# Instruction:
For the entries that follow, tally the lines holding the string "screenshot". Give the total and nothing else.

# Material provided:
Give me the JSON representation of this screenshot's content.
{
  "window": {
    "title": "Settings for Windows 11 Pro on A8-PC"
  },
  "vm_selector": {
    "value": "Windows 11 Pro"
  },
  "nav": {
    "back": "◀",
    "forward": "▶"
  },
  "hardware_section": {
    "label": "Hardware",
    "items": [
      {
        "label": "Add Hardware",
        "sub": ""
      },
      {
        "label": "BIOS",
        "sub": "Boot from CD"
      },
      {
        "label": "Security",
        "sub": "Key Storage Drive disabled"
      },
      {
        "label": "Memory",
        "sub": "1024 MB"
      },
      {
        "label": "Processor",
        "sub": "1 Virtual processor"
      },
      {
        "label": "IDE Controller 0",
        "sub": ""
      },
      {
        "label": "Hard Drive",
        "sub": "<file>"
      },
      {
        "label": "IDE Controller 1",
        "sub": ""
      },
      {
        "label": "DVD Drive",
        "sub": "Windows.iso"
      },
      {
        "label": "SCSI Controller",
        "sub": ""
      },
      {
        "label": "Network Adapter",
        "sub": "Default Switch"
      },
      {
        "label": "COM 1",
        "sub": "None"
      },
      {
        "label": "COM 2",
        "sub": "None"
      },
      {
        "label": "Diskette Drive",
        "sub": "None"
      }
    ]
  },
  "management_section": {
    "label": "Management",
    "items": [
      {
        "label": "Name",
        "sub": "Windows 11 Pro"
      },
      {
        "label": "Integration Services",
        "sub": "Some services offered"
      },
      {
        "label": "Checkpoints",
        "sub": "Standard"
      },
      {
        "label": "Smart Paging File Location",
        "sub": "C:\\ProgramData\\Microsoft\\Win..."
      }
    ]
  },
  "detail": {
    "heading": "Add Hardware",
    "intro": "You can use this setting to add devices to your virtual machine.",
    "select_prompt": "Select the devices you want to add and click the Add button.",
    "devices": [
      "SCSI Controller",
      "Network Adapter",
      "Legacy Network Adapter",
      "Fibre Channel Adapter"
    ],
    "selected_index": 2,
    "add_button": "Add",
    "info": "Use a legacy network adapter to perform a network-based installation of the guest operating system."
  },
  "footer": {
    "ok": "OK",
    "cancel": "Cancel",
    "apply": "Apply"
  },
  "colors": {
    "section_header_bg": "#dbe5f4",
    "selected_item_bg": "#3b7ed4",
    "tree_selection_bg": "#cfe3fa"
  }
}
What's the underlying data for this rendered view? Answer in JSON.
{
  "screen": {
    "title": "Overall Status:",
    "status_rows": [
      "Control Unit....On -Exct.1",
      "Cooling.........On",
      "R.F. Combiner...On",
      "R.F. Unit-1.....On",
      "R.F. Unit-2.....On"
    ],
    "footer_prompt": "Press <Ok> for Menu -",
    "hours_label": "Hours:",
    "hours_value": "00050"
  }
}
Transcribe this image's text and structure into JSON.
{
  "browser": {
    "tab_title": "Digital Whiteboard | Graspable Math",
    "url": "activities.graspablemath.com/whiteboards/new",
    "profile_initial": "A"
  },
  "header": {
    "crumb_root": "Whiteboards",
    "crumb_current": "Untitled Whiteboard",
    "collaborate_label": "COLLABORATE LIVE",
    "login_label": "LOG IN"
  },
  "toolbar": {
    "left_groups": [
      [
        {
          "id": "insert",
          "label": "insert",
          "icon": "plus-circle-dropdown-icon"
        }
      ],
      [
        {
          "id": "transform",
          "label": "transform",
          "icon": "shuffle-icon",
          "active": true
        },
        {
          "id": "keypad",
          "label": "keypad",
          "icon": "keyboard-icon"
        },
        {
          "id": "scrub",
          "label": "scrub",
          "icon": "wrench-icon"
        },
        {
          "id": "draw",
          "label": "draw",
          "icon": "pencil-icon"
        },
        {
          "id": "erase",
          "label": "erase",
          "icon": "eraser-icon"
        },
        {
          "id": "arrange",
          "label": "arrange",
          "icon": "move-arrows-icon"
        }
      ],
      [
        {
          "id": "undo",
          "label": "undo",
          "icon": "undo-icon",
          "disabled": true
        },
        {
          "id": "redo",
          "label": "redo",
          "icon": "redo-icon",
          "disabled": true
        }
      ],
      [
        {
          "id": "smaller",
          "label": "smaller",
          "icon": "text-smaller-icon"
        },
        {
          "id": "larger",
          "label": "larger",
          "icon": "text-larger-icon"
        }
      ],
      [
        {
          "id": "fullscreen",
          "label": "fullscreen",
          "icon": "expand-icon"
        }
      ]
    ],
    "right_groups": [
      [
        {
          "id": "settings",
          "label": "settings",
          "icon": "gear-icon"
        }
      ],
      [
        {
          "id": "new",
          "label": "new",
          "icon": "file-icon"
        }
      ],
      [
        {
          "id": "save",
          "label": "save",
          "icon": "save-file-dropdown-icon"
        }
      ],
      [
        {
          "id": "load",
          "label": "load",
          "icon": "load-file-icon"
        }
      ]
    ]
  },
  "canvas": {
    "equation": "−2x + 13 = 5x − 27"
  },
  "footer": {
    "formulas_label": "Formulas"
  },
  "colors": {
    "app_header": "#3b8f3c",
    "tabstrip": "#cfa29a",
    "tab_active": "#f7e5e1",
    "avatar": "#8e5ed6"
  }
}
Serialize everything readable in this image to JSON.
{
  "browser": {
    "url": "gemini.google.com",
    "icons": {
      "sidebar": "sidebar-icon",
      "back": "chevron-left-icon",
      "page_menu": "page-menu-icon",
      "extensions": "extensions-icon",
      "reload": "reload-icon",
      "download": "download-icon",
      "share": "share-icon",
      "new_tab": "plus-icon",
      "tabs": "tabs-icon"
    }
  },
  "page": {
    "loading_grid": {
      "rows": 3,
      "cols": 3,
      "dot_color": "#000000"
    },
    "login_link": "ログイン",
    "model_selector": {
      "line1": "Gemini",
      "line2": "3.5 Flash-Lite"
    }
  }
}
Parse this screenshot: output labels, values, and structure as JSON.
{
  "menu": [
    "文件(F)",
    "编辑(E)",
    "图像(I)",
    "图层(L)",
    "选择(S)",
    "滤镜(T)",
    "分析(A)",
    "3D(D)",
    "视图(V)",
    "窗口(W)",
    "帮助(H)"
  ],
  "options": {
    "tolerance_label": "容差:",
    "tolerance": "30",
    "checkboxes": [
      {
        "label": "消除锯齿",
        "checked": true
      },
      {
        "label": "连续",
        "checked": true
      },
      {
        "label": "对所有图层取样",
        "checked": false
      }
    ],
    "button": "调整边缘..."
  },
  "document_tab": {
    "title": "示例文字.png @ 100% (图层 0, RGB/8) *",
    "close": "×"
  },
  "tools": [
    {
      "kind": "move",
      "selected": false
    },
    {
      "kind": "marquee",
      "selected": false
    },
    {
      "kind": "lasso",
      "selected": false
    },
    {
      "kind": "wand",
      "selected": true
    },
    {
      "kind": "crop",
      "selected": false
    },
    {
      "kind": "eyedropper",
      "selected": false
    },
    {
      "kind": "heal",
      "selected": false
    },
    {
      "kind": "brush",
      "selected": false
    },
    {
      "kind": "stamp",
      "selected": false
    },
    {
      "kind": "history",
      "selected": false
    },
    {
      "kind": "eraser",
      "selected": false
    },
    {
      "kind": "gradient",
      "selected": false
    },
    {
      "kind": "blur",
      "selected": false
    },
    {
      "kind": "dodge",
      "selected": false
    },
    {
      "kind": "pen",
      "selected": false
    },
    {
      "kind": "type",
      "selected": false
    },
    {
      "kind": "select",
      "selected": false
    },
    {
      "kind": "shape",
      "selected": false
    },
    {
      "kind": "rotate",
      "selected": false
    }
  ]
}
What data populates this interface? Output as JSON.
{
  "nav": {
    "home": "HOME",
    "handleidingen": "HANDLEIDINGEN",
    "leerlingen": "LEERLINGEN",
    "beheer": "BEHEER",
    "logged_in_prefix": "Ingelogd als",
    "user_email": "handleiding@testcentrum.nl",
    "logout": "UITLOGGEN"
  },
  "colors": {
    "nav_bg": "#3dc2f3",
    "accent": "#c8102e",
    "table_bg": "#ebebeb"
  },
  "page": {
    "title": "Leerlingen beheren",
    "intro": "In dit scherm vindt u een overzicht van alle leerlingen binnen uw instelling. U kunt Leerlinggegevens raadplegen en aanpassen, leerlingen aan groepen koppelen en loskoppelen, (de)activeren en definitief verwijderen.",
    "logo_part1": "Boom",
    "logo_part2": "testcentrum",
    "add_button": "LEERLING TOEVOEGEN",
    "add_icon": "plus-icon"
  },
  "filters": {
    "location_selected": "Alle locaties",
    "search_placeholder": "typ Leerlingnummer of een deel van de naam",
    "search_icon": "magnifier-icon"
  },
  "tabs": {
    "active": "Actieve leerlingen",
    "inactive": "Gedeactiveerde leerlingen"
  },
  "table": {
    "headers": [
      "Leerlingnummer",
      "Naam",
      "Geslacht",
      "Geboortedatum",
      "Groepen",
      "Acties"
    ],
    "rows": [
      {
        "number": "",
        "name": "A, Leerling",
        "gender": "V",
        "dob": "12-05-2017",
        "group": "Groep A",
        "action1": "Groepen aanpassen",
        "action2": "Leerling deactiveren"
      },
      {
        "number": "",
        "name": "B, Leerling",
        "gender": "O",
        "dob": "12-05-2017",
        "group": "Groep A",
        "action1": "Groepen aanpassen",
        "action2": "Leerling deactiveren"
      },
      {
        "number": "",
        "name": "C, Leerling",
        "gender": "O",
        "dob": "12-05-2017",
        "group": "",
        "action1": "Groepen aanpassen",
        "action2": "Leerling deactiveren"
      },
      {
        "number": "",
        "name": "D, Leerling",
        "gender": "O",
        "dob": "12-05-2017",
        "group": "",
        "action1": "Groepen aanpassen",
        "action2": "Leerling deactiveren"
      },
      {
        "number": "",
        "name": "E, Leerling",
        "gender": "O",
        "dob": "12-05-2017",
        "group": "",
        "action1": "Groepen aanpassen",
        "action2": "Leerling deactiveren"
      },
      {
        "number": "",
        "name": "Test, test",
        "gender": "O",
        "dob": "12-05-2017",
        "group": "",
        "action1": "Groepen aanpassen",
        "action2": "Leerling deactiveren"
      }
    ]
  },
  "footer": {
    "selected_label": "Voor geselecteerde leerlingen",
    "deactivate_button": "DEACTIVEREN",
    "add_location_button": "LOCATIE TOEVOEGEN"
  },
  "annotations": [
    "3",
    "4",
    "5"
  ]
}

# Complete output:
2